What you have to do → Make an exact copy of the data below, leaving out every picture.

Rows from a dataset

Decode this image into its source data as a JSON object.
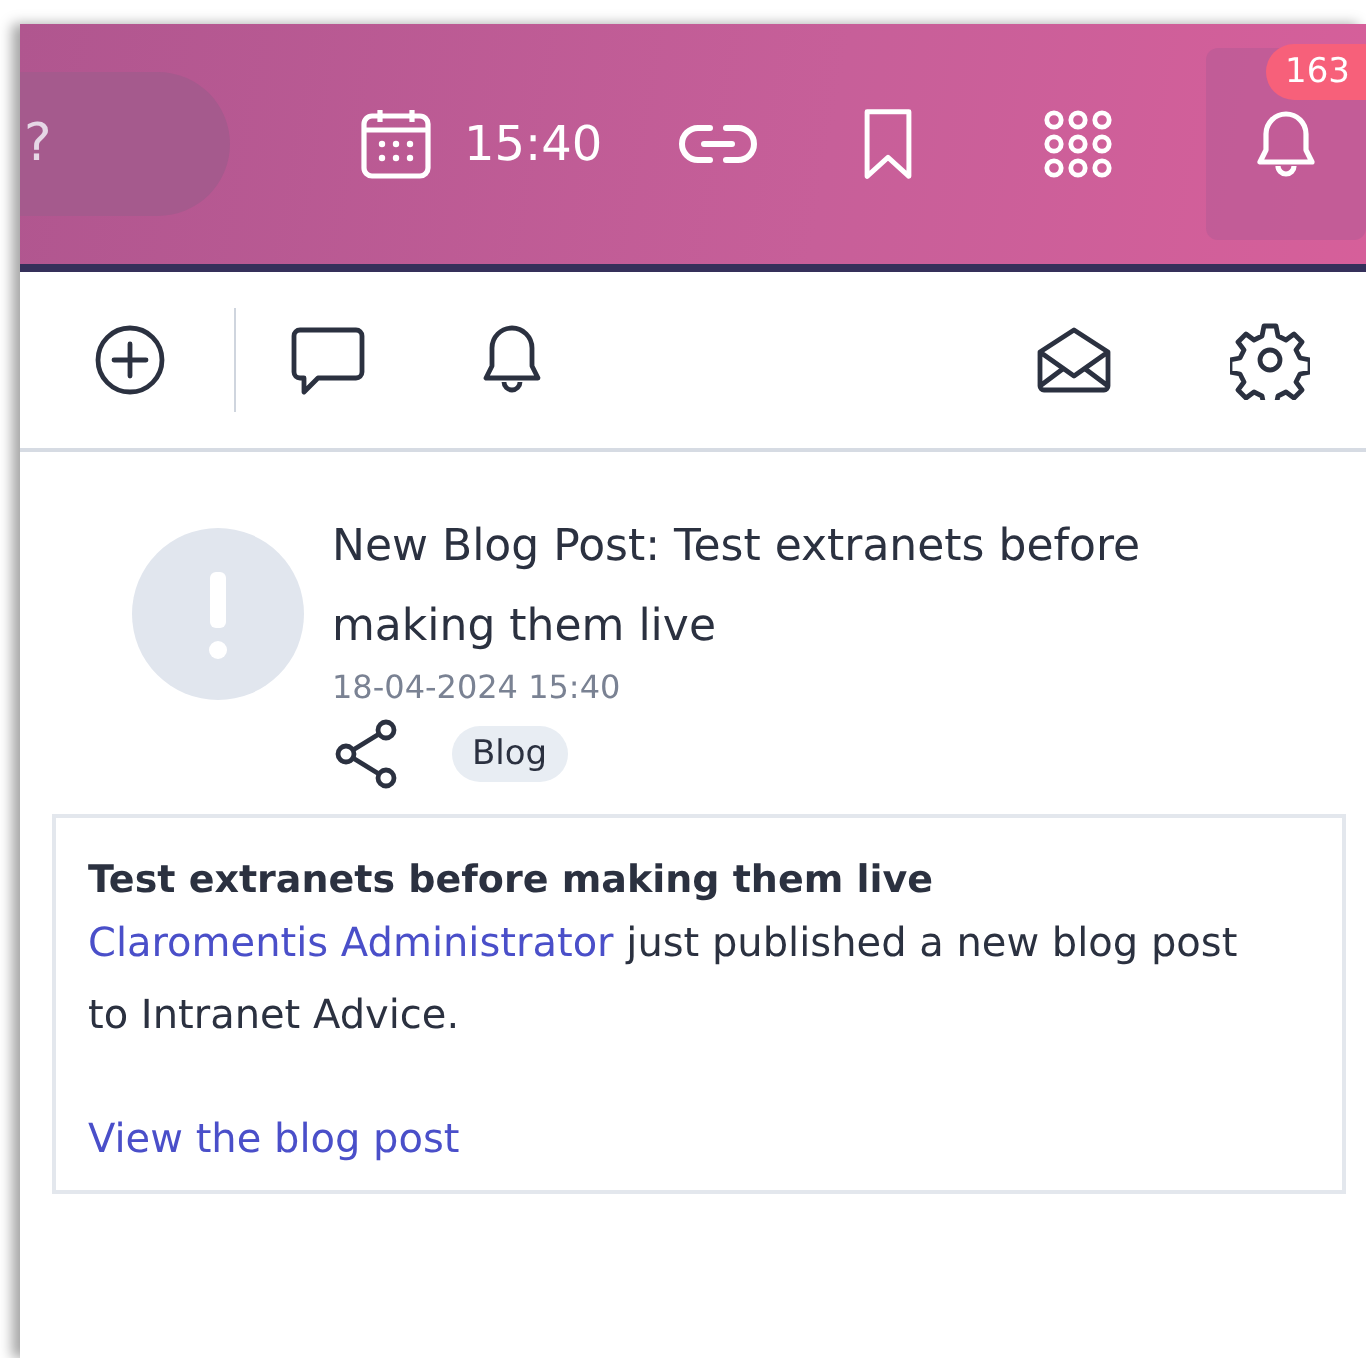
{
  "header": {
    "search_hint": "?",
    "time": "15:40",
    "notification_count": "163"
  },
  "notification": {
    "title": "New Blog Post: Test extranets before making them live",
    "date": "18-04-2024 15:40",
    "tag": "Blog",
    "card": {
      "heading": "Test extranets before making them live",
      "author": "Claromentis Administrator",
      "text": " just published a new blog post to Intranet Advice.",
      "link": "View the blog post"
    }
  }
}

Finished task →
Decode this image into its source data as a JSON object.
{
  "header": {
    "search_hint": "?",
    "time": "15:40",
    "notification_count": "163"
  },
  "notification": {
    "title": "New Blog Post: Test extranets before making them live",
    "date": "18-04-2024 15:40",
    "tag": "Blog",
    "card": {
      "heading": "Test extranets before making them live",
      "author": "Claromentis Administrator",
      "text": " just published a new blog post to Intranet Advice.",
      "link": "View the blog post"
    }
  }
}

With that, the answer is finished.